* Aim: In the data below, find every line with the string "values" and pull it out.

★ ★ ★ ★

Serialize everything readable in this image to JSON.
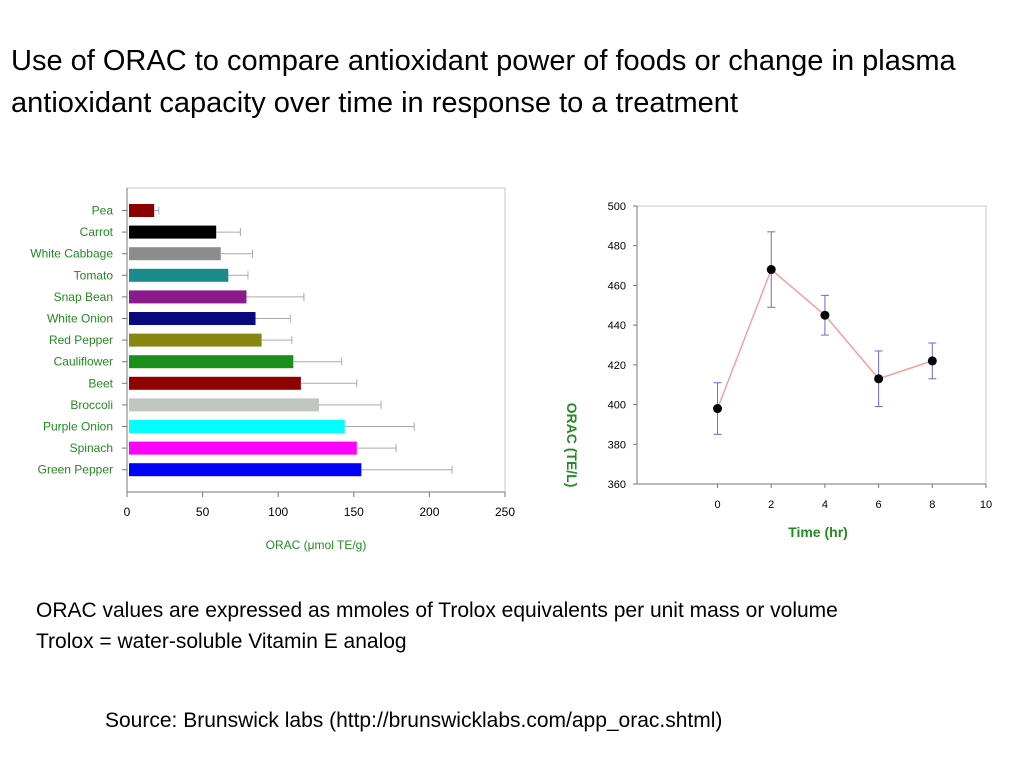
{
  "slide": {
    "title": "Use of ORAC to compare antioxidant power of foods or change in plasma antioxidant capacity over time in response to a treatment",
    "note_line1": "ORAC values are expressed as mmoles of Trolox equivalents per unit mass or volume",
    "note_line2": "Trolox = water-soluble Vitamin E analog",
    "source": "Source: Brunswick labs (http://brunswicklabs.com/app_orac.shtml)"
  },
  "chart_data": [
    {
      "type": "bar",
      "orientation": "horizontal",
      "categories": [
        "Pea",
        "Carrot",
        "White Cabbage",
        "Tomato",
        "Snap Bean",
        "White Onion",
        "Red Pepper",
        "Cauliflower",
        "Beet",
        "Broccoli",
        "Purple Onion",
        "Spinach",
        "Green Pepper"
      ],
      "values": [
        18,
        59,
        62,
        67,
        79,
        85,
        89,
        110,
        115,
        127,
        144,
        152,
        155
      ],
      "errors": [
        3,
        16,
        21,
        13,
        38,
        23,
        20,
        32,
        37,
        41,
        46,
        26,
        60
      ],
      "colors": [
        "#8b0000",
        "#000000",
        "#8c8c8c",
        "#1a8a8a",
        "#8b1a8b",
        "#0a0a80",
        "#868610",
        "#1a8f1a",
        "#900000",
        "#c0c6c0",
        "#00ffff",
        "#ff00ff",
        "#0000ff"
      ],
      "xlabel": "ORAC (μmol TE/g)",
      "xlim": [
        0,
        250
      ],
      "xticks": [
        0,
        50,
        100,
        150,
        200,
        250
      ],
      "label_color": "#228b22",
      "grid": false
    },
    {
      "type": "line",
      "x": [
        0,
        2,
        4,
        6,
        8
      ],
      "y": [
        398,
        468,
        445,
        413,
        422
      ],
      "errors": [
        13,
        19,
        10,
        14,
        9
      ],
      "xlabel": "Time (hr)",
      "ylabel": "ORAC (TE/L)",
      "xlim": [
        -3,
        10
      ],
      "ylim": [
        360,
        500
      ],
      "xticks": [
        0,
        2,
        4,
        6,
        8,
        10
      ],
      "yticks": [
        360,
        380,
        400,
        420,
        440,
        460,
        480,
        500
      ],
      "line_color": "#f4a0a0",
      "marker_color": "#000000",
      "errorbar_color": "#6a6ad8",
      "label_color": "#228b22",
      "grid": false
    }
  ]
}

★ ★ ★ ★

* Written response:
    "note_line1": "ORAC values are expressed as mmoles of Trolox equivalents per unit mass or volume",
      "values": [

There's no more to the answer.